◆ **GOAL OF THE EXERCISE**: Your task is to print all of the material verbatim.

◆ **RECORDS PROVIDED**:
___

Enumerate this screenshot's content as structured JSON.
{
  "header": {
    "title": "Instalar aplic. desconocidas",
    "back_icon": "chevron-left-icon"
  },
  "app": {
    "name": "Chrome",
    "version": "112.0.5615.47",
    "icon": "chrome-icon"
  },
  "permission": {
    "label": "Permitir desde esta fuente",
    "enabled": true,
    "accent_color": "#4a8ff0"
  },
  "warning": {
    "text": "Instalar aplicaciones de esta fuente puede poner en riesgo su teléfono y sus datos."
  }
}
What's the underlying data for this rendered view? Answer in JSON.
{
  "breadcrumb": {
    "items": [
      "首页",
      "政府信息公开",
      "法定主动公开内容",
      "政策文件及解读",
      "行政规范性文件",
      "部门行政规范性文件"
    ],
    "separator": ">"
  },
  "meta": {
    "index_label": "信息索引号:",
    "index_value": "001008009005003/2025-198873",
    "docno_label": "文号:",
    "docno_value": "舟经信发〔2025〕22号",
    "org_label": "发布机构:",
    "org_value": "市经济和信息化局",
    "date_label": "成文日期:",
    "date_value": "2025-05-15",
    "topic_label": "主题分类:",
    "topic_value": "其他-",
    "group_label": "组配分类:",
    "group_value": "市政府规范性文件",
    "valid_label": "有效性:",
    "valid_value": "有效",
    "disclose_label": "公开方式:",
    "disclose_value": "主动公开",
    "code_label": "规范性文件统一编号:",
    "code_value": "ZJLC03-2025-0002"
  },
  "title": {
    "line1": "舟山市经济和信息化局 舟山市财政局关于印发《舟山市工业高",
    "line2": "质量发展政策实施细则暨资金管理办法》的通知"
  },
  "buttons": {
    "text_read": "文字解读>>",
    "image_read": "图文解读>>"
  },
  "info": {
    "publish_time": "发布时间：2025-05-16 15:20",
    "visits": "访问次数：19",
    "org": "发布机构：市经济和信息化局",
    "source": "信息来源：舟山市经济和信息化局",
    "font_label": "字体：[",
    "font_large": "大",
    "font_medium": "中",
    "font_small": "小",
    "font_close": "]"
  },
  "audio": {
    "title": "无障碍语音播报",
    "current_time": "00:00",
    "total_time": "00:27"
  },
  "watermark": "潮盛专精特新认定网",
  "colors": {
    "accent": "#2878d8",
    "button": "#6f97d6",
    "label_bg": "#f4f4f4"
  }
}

___

◆ **ANSWER TO THE PROBLEM**:
Enumerate this screenshot's content as structured JSON.
{
  "header": {
    "title": "Instalar aplic. desconocidas",
    "back_icon": "chevron-left-icon"
  },
  "app": {
    "name": "Chrome",
    "version": "112.0.5615.47",
    "icon": "chrome-icon"
  },
  "permission": {
    "label": "Permitir desde esta fuente",
    "enabled": true,
    "accent_color": "#4a8ff0"
  },
  "warning": {
    "text": "Instalar aplicaciones de esta fuente puede poner en riesgo su teléfono y sus datos."
  }
}
What's the underlying data for this rendered view? Answer in JSON.
{
  "breadcrumb": {
    "items": [
      "首页",
      "政府信息公开",
      "法定主动公开内容",
      "政策文件及解读",
      "行政规范性文件",
      "部门行政规范性文件"
    ],
    "separator": ">"
  },
  "meta": {
    "index_label": "信息索引号:",
    "index_value": "001008009005003/2025-198873",
    "docno_label": "文号:",
    "docno_value": "舟经信发〔2025〕22号",
    "org_label": "发布机构:",
    "org_value": "市经济和信息化局",
    "date_label": "成文日期:",
    "date_value": "2025-05-15",
    "topic_label": "主题分类:",
    "topic_value": "其他-",
    "group_label": "组配分类:",
    "group_value": "市政府规范性文件",
    "valid_label": "有效性:",
    "valid_value": "有效",
    "disclose_label": "公开方式:",
    "disclose_value": "主动公开",
    "code_label": "规范性文件统一编号:",
    "code_value": "ZJLC03-2025-0002"
  },
  "title": {
    "line1": "舟山市经济和信息化局 舟山市财政局关于印发《舟山市工业高",
    "line2": "质量发展政策实施细则暨资金管理办法》的通知"
  },
  "buttons": {
    "text_read": "文字解读>>",
    "image_read": "图文解读>>"
  },
  "info": {
    "publish_time": "发布时间：2025-05-16 15:20",
    "visits": "访问次数：19",
    "org": "发布机构：市经济和信息化局",
    "source": "信息来源：舟山市经济和信息化局",
    "font_label": "字体：[",
    "font_large": "大",
    "font_medium": "中",
    "font_small": "小",
    "font_close": "]"
  },
  "audio": {
    "title": "无障碍语音播报",
    "current_time": "00:00",
    "total_time": "00:27"
  },
  "watermark": "潮盛专精特新认定网",
  "colors": {
    "accent": "#2878d8",
    "button": "#6f97d6",
    "label_bg": "#f4f4f4"
  }
}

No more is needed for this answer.